▶ **Set problem**
Pick out the lines in the listing below that contain the word "demo" and copy them.

A block of data:
::::::::::
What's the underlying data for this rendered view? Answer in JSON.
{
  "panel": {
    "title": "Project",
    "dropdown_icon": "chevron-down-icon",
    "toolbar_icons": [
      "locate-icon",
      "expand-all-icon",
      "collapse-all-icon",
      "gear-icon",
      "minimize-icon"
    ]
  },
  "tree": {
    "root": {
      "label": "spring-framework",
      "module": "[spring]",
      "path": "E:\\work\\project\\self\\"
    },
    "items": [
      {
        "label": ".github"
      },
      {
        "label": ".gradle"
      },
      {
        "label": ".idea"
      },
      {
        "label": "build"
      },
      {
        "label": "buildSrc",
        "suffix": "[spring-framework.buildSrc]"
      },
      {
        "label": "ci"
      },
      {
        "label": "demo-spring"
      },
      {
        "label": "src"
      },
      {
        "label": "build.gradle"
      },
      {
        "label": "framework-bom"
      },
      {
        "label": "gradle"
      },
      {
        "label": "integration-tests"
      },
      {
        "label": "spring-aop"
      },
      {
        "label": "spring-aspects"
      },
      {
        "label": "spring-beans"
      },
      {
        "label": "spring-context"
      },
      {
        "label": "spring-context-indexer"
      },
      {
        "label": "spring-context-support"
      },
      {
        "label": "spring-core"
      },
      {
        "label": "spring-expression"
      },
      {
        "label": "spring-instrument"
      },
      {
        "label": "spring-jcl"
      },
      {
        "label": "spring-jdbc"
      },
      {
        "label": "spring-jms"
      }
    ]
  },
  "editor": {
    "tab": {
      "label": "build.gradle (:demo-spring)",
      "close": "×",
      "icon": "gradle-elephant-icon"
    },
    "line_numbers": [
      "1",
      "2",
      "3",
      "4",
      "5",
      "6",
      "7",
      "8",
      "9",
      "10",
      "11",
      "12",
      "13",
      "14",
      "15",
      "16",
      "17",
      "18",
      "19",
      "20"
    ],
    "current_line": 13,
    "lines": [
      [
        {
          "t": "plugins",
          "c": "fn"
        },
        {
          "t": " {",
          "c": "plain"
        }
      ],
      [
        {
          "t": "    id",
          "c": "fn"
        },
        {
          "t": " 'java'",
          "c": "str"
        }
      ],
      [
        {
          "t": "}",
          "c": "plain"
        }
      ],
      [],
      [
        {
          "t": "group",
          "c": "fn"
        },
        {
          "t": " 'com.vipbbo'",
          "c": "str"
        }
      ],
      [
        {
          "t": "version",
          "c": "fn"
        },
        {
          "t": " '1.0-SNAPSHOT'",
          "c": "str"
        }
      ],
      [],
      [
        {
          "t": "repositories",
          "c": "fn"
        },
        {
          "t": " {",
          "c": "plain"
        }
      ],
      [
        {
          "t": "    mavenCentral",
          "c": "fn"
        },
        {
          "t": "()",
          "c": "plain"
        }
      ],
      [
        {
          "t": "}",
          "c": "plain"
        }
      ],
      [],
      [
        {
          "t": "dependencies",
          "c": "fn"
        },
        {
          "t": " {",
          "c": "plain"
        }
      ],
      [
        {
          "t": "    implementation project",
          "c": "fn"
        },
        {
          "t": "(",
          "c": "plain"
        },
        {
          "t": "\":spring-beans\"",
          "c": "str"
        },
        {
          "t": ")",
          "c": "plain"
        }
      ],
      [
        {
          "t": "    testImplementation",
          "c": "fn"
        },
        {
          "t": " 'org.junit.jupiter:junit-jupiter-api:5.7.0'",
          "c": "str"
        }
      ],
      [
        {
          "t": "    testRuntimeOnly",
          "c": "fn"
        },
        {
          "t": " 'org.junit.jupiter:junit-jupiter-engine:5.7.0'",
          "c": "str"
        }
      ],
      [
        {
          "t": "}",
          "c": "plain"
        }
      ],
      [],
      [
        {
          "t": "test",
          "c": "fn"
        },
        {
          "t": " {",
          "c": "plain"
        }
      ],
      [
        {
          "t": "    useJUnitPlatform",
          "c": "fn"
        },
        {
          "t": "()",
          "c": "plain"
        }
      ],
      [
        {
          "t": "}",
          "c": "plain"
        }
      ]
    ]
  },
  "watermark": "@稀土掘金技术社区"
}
::::::::::
▶ **Result for this exercise**
        "label": "demo-spring"
      "label": "build.gradle (:demo-spring)",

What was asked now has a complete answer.